Start of RECORDS SHOWN

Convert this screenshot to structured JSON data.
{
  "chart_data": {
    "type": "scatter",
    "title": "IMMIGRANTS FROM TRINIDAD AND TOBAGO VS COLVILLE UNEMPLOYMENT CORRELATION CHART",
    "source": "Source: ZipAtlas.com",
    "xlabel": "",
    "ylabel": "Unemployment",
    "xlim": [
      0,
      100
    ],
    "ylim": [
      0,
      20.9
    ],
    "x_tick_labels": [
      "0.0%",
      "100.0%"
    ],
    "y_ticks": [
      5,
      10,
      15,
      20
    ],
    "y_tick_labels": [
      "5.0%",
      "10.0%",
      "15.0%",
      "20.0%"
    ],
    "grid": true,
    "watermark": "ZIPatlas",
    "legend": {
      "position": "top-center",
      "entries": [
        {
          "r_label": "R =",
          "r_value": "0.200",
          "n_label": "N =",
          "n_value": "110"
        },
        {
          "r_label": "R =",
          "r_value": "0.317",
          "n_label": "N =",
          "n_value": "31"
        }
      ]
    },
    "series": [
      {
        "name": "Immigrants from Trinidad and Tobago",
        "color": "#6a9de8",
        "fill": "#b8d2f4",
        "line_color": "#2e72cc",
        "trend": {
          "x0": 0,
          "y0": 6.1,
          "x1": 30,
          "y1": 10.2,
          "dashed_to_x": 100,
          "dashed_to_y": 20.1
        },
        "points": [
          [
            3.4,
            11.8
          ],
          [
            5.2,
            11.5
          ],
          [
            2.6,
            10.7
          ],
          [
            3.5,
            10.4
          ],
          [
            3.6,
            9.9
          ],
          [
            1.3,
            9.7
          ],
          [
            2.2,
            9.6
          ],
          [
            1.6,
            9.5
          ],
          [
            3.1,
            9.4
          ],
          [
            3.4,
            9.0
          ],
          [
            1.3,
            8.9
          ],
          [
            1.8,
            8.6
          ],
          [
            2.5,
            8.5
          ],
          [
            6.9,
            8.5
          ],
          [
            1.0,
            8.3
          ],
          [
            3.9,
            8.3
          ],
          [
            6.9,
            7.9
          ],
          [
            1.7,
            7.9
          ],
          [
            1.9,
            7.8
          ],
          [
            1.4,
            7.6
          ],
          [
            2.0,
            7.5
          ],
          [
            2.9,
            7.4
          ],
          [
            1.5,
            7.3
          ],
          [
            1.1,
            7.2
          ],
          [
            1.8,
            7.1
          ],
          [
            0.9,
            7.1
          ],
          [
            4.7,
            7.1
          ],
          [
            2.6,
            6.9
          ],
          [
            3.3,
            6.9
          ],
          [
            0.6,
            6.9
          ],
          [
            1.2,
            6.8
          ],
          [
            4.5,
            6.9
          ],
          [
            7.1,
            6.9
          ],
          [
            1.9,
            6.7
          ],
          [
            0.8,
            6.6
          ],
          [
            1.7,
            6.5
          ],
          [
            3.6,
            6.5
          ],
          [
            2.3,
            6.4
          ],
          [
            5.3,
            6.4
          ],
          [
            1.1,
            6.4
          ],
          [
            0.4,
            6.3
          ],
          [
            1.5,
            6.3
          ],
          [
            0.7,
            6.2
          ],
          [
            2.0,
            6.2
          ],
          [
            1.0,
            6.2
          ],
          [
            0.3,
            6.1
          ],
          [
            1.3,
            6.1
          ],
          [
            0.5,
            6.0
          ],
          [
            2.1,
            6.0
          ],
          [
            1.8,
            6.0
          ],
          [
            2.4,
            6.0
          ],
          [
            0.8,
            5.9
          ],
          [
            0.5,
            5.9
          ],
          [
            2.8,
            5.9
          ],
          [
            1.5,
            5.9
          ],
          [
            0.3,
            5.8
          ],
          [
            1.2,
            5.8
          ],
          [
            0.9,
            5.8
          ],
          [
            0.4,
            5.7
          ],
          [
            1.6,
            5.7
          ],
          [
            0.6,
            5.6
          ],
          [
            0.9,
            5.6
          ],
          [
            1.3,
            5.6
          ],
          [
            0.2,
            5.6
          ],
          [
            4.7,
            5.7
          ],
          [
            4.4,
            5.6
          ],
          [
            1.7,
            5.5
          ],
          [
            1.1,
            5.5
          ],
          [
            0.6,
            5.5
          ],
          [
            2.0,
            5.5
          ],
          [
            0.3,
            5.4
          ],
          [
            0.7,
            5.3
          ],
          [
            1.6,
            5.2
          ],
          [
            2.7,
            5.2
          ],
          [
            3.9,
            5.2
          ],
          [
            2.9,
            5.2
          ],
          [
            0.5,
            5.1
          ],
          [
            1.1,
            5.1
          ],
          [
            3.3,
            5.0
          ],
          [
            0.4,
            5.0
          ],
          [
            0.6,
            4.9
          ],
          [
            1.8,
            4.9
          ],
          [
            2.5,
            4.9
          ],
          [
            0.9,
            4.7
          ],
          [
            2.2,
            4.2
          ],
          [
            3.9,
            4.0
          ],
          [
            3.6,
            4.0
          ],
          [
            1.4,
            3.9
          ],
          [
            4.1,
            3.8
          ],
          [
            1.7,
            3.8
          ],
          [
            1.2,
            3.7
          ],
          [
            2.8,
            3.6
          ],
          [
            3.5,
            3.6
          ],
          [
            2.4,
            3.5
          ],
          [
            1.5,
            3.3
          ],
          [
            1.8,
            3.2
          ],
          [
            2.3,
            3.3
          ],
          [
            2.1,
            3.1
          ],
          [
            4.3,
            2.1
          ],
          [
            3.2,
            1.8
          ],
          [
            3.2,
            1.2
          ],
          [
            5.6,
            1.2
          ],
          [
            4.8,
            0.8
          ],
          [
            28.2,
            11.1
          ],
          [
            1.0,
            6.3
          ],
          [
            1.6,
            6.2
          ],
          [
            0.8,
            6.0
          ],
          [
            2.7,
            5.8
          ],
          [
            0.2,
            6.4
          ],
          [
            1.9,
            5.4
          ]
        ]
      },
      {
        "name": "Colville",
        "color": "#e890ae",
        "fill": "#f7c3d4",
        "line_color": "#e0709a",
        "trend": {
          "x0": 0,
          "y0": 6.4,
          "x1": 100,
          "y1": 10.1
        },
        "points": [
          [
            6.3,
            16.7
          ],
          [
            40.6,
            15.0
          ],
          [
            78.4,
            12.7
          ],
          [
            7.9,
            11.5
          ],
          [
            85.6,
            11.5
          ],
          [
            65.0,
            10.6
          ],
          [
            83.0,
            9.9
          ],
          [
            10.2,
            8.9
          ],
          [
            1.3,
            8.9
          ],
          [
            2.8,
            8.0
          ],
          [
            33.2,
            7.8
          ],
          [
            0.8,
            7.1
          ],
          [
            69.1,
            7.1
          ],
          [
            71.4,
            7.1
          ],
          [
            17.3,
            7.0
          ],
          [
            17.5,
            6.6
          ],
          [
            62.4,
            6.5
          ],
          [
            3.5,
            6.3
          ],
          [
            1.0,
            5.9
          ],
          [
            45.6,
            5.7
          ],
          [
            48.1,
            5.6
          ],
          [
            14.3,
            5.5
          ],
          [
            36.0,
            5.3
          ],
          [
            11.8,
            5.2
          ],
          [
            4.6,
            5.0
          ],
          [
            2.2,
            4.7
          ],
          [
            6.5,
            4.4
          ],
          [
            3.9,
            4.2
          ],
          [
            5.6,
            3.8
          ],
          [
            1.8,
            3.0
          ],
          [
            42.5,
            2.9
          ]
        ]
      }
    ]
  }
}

End of RECORDS SHOWN

== YOUR TASK ==
Set down all of the data above, word for word.

== OUTPUT FOR THIS EXERCISE ==
Convert this screenshot to structured JSON data.
{
  "chart_data": {
    "type": "scatter",
    "title": "IMMIGRANTS FROM TRINIDAD AND TOBAGO VS COLVILLE UNEMPLOYMENT CORRELATION CHART",
    "source": "Source: ZipAtlas.com",
    "xlabel": "",
    "ylabel": "Unemployment",
    "xlim": [
      0,
      100
    ],
    "ylim": [
      0,
      20.9
    ],
    "x_tick_labels": [
      "0.0%",
      "100.0%"
    ],
    "y_ticks": [
      5,
      10,
      15,
      20
    ],
    "y_tick_labels": [
      "5.0%",
      "10.0%",
      "15.0%",
      "20.0%"
    ],
    "grid": true,
    "watermark": "ZIPatlas",
    "legend": {
      "position": "top-center",
      "entries": [
        {
          "r_label": "R =",
          "r_value": "0.200",
          "n_label": "N =",
          "n_value": "110"
        },
        {
          "r_label": "R =",
          "r_value": "0.317",
          "n_label": "N =",
          "n_value": "31"
        }
      ]
    },
    "series": [
      {
        "name": "Immigrants from Trinidad and Tobago",
        "color": "#6a9de8",
        "fill": "#b8d2f4",
        "line_color": "#2e72cc",
        "trend": {
          "x0": 0,
          "y0": 6.1,
          "x1": 30,
          "y1": 10.2,
          "dashed_to_x": 100,
          "dashed_to_y": 20.1
        },
        "points": [
          [
            3.4,
            11.8
          ],
          [
            5.2,
            11.5
          ],
          [
            2.6,
            10.7
          ],
          [
            3.5,
            10.4
          ],
          [
            3.6,
            9.9
          ],
          [
            1.3,
            9.7
          ],
          [
            2.2,
            9.6
          ],
          [
            1.6,
            9.5
          ],
          [
            3.1,
            9.4
          ],
          [
            3.4,
            9.0
          ],
          [
            1.3,
            8.9
          ],
          [
            1.8,
            8.6
          ],
          [
            2.5,
            8.5
          ],
          [
            6.9,
            8.5
          ],
          [
            1.0,
            8.3
          ],
          [
            3.9,
            8.3
          ],
          [
            6.9,
            7.9
          ],
          [
            1.7,
            7.9
          ],
          [
            1.9,
            7.8
          ],
          [
            1.4,
            7.6
          ],
          [
            2.0,
            7.5
          ],
          [
            2.9,
            7.4
          ],
          [
            1.5,
            7.3
          ],
          [
            1.1,
            7.2
          ],
          [
            1.8,
            7.1
          ],
          [
            0.9,
            7.1
          ],
          [
            4.7,
            7.1
          ],
          [
            2.6,
            6.9
          ],
          [
            3.3,
            6.9
          ],
          [
            0.6,
            6.9
          ],
          [
            1.2,
            6.8
          ],
          [
            4.5,
            6.9
          ],
          [
            7.1,
            6.9
          ],
          [
            1.9,
            6.7
          ],
          [
            0.8,
            6.6
          ],
          [
            1.7,
            6.5
          ],
          [
            3.6,
            6.5
          ],
          [
            2.3,
            6.4
          ],
          [
            5.3,
            6.4
          ],
          [
            1.1,
            6.4
          ],
          [
            0.4,
            6.3
          ],
          [
            1.5,
            6.3
          ],
          [
            0.7,
            6.2
          ],
          [
            2.0,
            6.2
          ],
          [
            1.0,
            6.2
          ],
          [
            0.3,
            6.1
          ],
          [
            1.3,
            6.1
          ],
          [
            0.5,
            6.0
          ],
          [
            2.1,
            6.0
          ],
          [
            1.8,
            6.0
          ],
          [
            2.4,
            6.0
          ],
          [
            0.8,
            5.9
          ],
          [
            0.5,
            5.9
          ],
          [
            2.8,
            5.9
          ],
          [
            1.5,
            5.9
          ],
          [
            0.3,
            5.8
          ],
          [
            1.2,
            5.8
          ],
          [
            0.9,
            5.8
          ],
          [
            0.4,
            5.7
          ],
          [
            1.6,
            5.7
          ],
          [
            0.6,
            5.6
          ],
          [
            0.9,
            5.6
          ],
          [
            1.3,
            5.6
          ],
          [
            0.2,
            5.6
          ],
          [
            4.7,
            5.7
          ],
          [
            4.4,
            5.6
          ],
          [
            1.7,
            5.5
          ],
          [
            1.1,
            5.5
          ],
          [
            0.6,
            5.5
          ],
          [
            2.0,
            5.5
          ],
          [
            0.3,
            5.4
          ],
          [
            0.7,
            5.3
          ],
          [
            1.6,
            5.2
          ],
          [
            2.7,
            5.2
          ],
          [
            3.9,
            5.2
          ],
          [
            2.9,
            5.2
          ],
          [
            0.5,
            5.1
          ],
          [
            1.1,
            5.1
          ],
          [
            3.3,
            5.0
          ],
          [
            0.4,
            5.0
          ],
          [
            0.6,
            4.9
          ],
          [
            1.8,
            4.9
          ],
          [
            2.5,
            4.9
          ],
          [
            0.9,
            4.7
          ],
          [
            2.2,
            4.2
          ],
          [
            3.9,
            4.0
          ],
          [
            3.6,
            4.0
          ],
          [
            1.4,
            3.9
          ],
          [
            4.1,
            3.8
          ],
          [
            1.7,
            3.8
          ],
          [
            1.2,
            3.7
          ],
          [
            2.8,
            3.6
          ],
          [
            3.5,
            3.6
          ],
          [
            2.4,
            3.5
          ],
          [
            1.5,
            3.3
          ],
          [
            1.8,
            3.2
          ],
          [
            2.3,
            3.3
          ],
          [
            2.1,
            3.1
          ],
          [
            4.3,
            2.1
          ],
          [
            3.2,
            1.8
          ],
          [
            3.2,
            1.2
          ],
          [
            5.6,
            1.2
          ],
          [
            4.8,
            0.8
          ],
          [
            28.2,
            11.1
          ],
          [
            1.0,
            6.3
          ],
          [
            1.6,
            6.2
          ],
          [
            0.8,
            6.0
          ],
          [
            2.7,
            5.8
          ],
          [
            0.2,
            6.4
          ],
          [
            1.9,
            5.4
          ]
        ]
      },
      {
        "name": "Colville",
        "color": "#e890ae",
        "fill": "#f7c3d4",
        "line_color": "#e0709a",
        "trend": {
          "x0": 0,
          "y0": 6.4,
          "x1": 100,
          "y1": 10.1
        },
        "points": [
          [
            6.3,
            16.7
          ],
          [
            40.6,
            15.0
          ],
          [
            78.4,
            12.7
          ],
          [
            7.9,
            11.5
          ],
          [
            85.6,
            11.5
          ],
          [
            65.0,
            10.6
          ],
          [
            83.0,
            9.9
          ],
          [
            10.2,
            8.9
          ],
          [
            1.3,
            8.9
          ],
          [
            2.8,
            8.0
          ],
          [
            33.2,
            7.8
          ],
          [
            0.8,
            7.1
          ],
          [
            69.1,
            7.1
          ],
          [
            71.4,
            7.1
          ],
          [
            17.3,
            7.0
          ],
          [
            17.5,
            6.6
          ],
          [
            62.4,
            6.5
          ],
          [
            3.5,
            6.3
          ],
          [
            1.0,
            5.9
          ],
          [
            45.6,
            5.7
          ],
          [
            48.1,
            5.6
          ],
          [
            14.3,
            5.5
          ],
          [
            36.0,
            5.3
          ],
          [
            11.8,
            5.2
          ],
          [
            4.6,
            5.0
          ],
          [
            2.2,
            4.7
          ],
          [
            6.5,
            4.4
          ],
          [
            3.9,
            4.2
          ],
          [
            5.6,
            3.8
          ],
          [
            1.8,
            3.0
          ],
          [
            42.5,
            2.9
          ]
        ]
      }
    ]
  }
}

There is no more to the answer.